[Data excerpts]

------------------------------------

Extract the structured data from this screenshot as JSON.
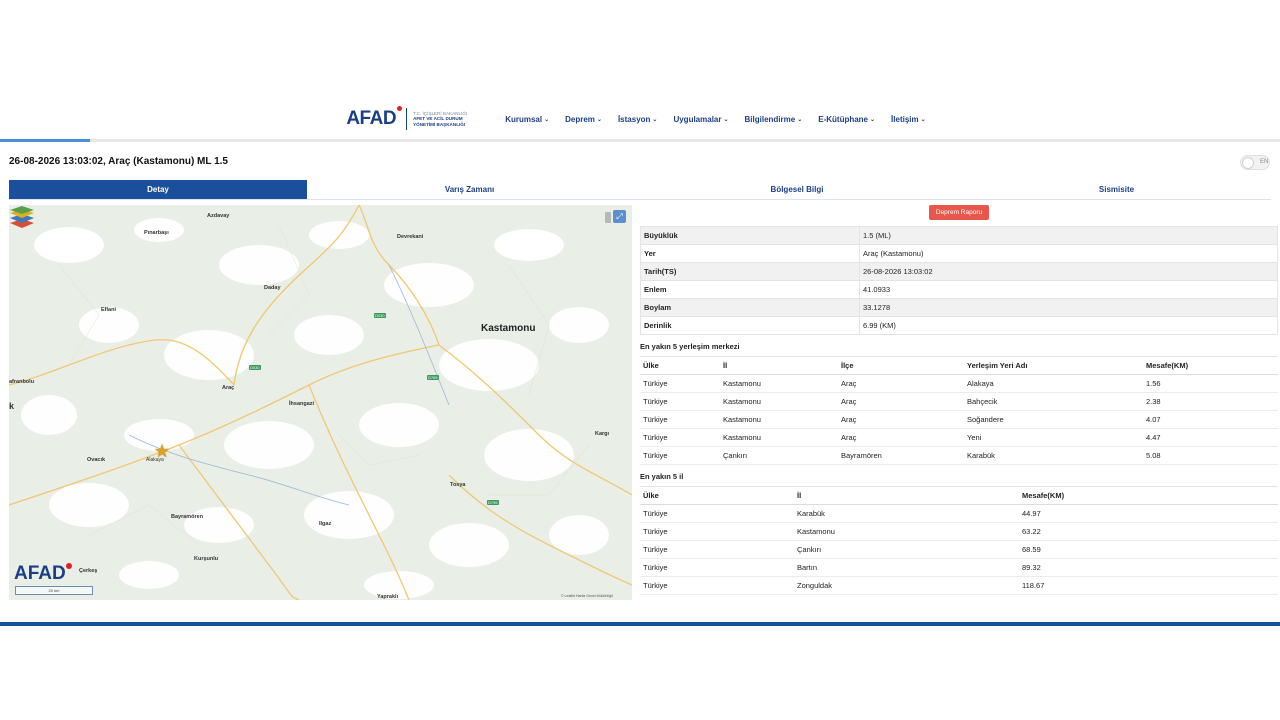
{
  "header": {
    "logo_text": "AFAD",
    "logo_sub_lines": [
      "T.C. İÇİŞLERİ BAKANLIĞI",
      "AFET VE ACİL DURUM",
      "YÖNETİMİ BAŞKANLIĞI"
    ],
    "nav": [
      "Kurumsal",
      "Deprem",
      "İstasyon",
      "Uygulamalar",
      "Bilgilendirme",
      "E-Kütüphane",
      "İletişim"
    ]
  },
  "page_title": "26-08-2026 13:03:02, Araç (Kastamonu) ML 1.5",
  "toggle_label": "EN",
  "tabs": [
    "Detay",
    "Varış Zamanı",
    "Bölgesel Bilgi",
    "Sismisite"
  ],
  "report_button": "Deprem Raporu",
  "info": [
    {
      "k": "Büyüklük",
      "v": "1.5 (ML)"
    },
    {
      "k": "Yer",
      "v": "Araç (Kastamonu)"
    },
    {
      "k": "Tarih(TS)",
      "v": "26-08-2026 13:03:02"
    },
    {
      "k": "Enlem",
      "v": "41.0933"
    },
    {
      "k": "Boylam",
      "v": "33.1278"
    },
    {
      "k": "Derinlik",
      "v": "6.99 (KM)"
    }
  ],
  "settlements": {
    "title": "En yakın 5 yerleşim merkezi",
    "headers": [
      "Ülke",
      "İl",
      "İlçe",
      "Yerleşim Yeri Adı",
      "Mesafe(KM)"
    ],
    "rows": [
      [
        "Türkiye",
        "Kastamonu",
        "Araç",
        "Alakaya",
        "1.56"
      ],
      [
        "Türkiye",
        "Kastamonu",
        "Araç",
        "Bahçecik",
        "2.38"
      ],
      [
        "Türkiye",
        "Kastamonu",
        "Araç",
        "Soğandere",
        "4.07"
      ],
      [
        "Türkiye",
        "Kastamonu",
        "Araç",
        "Yeni",
        "4.47"
      ],
      [
        "Türkiye",
        "Çankırı",
        "Bayramören",
        "Karabük",
        "5.08"
      ]
    ]
  },
  "provinces": {
    "title": "En yakın 5 il",
    "headers": [
      "Ülke",
      "İl",
      "Mesafe(KM)"
    ],
    "rows": [
      [
        "Türkiye",
        "Karabük",
        "44.97"
      ],
      [
        "Türkiye",
        "Kastamonu",
        "63.22"
      ],
      [
        "Türkiye",
        "Çankırı",
        "68.59"
      ],
      [
        "Türkiye",
        "Bartın",
        "89.32"
      ],
      [
        "Türkiye",
        "Zonguldak",
        "118.67"
      ]
    ]
  },
  "map": {
    "logo": "AFAD",
    "scale": "20 km",
    "attribution": "© Leaflet Harita Genel Müdürlüğü",
    "places": {
      "azdavay": "Azdavay",
      "pinarbasi": "Pınarbaşı",
      "devrekani": "Devrekani",
      "daday": "Daday",
      "kastamonu": "Kastamonu",
      "eflani": "Eflani",
      "arac": "Araç",
      "ihsangazi": "İhsangazi",
      "ovacik": "Ovacık",
      "alakaya": "Alakaya",
      "bayramoren": "Bayramören",
      "kursunlu": "Kurşunlu",
      "cerkes": "Çerkeş",
      "ilgaz": "Ilgaz",
      "tosya": "Tosya",
      "yaprakli": "Yapraklı",
      "kargi": "Kargı",
      "safranbolu": "afranbolu",
      "k": "k"
    }
  }
}
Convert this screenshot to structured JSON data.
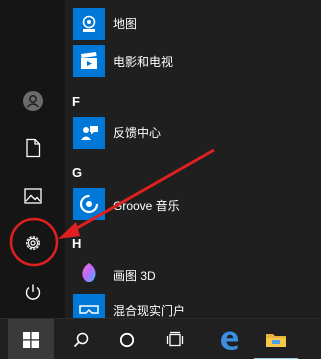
{
  "rail": {
    "user_icon": "user-icon",
    "document_icon": "document-icon",
    "pictures_icon": "pictures-icon",
    "settings_icon": "gear-icon",
    "power_icon": "power-icon"
  },
  "app_list": {
    "apps_top": [
      {
        "label": "地图",
        "icon": "maps-icon",
        "color": "#0078d7"
      },
      {
        "label": "电影和电视",
        "icon": "movies-icon",
        "color": "#0078d7"
      }
    ],
    "group_f": {
      "letter": "F",
      "apps": [
        {
          "label": "反馈中心",
          "icon": "feedback-icon",
          "color": "#0078d7"
        }
      ]
    },
    "group_g": {
      "letter": "G",
      "apps": [
        {
          "label": "Groove 音乐",
          "icon": "groove-icon",
          "color": "#0078d7"
        }
      ]
    },
    "group_h": {
      "letter": "H",
      "apps": [
        {
          "label": "画图 3D",
          "icon": "paint3d-icon",
          "color": "#1f1f1f"
        },
        {
          "label": "混合现实门户",
          "icon": "mixed-reality-icon",
          "color": "#0078d7"
        }
      ]
    }
  },
  "taskbar": {
    "start_icon": "windows-icon",
    "search_icon": "search-icon",
    "cortana_icon": "cortana-icon",
    "taskview_icon": "task-view-icon",
    "edge_icon": "edge-icon",
    "explorer_icon": "file-explorer-icon"
  },
  "colors": {
    "accent": "#0078d7",
    "annotation": "#e02020",
    "background": "#1f1f1f",
    "rail": "#151515"
  }
}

------------------------------------

• The request: Take the listing above and restate it word for word, without its pictures.

• The solution:
Extract the structured data from this screenshot as JSON.
{
  "header": {
    "logo_text": "AFAD",
    "logo_sub_lines": [
      "T.C. İÇİŞLERİ BAKANLIĞI",
      "AFET VE ACİL DURUM",
      "YÖNETİMİ BAŞKANLIĞI"
    ],
    "nav": [
      "Kurumsal",
      "Deprem",
      "İstasyon",
      "Uygulamalar",
      "Bilgilendirme",
      "E-Kütüphane",
      "İletişim"
    ]
  },
  "page_title": "26-08-2026 13:03:02, Araç (Kastamonu) ML 1.5",
  "toggle_label": "EN",
  "tabs": [
    "Detay",
    "Varış Zamanı",
    "Bölgesel Bilgi",
    "Sismisite"
  ],
  "report_button": "Deprem Raporu",
  "info": [
    {
      "k": "Büyüklük",
      "v": "1.5 (ML)"
    },
    {
      "k": "Yer",
      "v": "Araç (Kastamonu)"
    },
    {
      "k": "Tarih(TS)",
      "v": "26-08-2026 13:03:02"
    },
    {
      "k": "Enlem",
      "v": "41.0933"
    },
    {
      "k": "Boylam",
      "v": "33.1278"
    },
    {
      "k": "Derinlik",
      "v": "6.99 (KM)"
    }
  ],
  "settlements": {
    "title": "En yakın 5 yerleşim merkezi",
    "headers": [
      "Ülke",
      "İl",
      "İlçe",
      "Yerleşim Yeri Adı",
      "Mesafe(KM)"
    ],
    "rows": [
      [
        "Türkiye",
        "Kastamonu",
        "Araç",
        "Alakaya",
        "1.56"
      ],
      [
        "Türkiye",
        "Kastamonu",
        "Araç",
        "Bahçecik",
        "2.38"
      ],
      [
        "Türkiye",
        "Kastamonu",
        "Araç",
        "Soğandere",
        "4.07"
      ],
      [
        "Türkiye",
        "Kastamonu",
        "Araç",
        "Yeni",
        "4.47"
      ],
      [
        "Türkiye",
        "Çankırı",
        "Bayramören",
        "Karabük",
        "5.08"
      ]
    ]
  },
  "provinces": {
    "title": "En yakın 5 il",
    "headers": [
      "Ülke",
      "İl",
      "Mesafe(KM)"
    ],
    "rows": [
      [
        "Türkiye",
        "Karabük",
        "44.97"
      ],
      [
        "Türkiye",
        "Kastamonu",
        "63.22"
      ],
      [
        "Türkiye",
        "Çankırı",
        "68.59"
      ],
      [
        "Türkiye",
        "Bartın",
        "89.32"
      ],
      [
        "Türkiye",
        "Zonguldak",
        "118.67"
      ]
    ]
  },
  "map": {
    "logo": "AFAD",
    "scale": "20 km",
    "attribution": "© Leaflet Harita Genel Müdürlüğü",
    "places": {
      "azdavay": "Azdavay",
      "pinarbasi": "Pınarbaşı",
      "devrekani": "Devrekani",
      "daday": "Daday",
      "kastamonu": "Kastamonu",
      "eflani": "Eflani",
      "arac": "Araç",
      "ihsangazi": "İhsangazi",
      "ovacik": "Ovacık",
      "alakaya": "Alakaya",
      "bayramoren": "Bayramören",
      "kursunlu": "Kurşunlu",
      "cerkes": "Çerkeş",
      "ilgaz": "Ilgaz",
      "tosya": "Tosya",
      "yaprakli": "Yapraklı",
      "kargi": "Kargı",
      "safranbolu": "afranbolu",
      "k": "k"
    }
  }
}
Convert this screenshot to structured JSON data.
{
  "rail": {
    "user_icon": "user-icon",
    "document_icon": "document-icon",
    "pictures_icon": "pictures-icon",
    "settings_icon": "gear-icon",
    "power_icon": "power-icon"
  },
  "app_list": {
    "apps_top": [
      {
        "label": "地图",
        "icon": "maps-icon",
        "color": "#0078d7"
      },
      {
        "label": "电影和电视",
        "icon": "movies-icon",
        "color": "#0078d7"
      }
    ],
    "group_f": {
      "letter": "F",
      "apps": [
        {
          "label": "反馈中心",
          "icon": "feedback-icon",
          "color": "#0078d7"
        }
      ]
    },
    "group_g": {
      "letter": "G",
      "apps": [
        {
          "label": "Groove 音乐",
          "icon": "groove-icon",
          "color": "#0078d7"
        }
      ]
    },
    "group_h": {
      "letter": "H",
      "apps": [
        {
          "label": "画图 3D",
          "icon": "paint3d-icon",
          "color": "#1f1f1f"
        },
        {
          "label": "混合现实门户",
          "icon": "mixed-reality-icon",
          "color": "#0078d7"
        }
      ]
    }
  },
  "taskbar": {
    "start_icon": "windows-icon",
    "search_icon": "search-icon",
    "cortana_icon": "cortana-icon",
    "taskview_icon": "task-view-icon",
    "edge_icon": "edge-icon",
    "explorer_icon": "file-explorer-icon"
  },
  "colors": {
    "accent": "#0078d7",
    "annotation": "#e02020",
    "background": "#1f1f1f",
    "rail": "#151515"
  }
}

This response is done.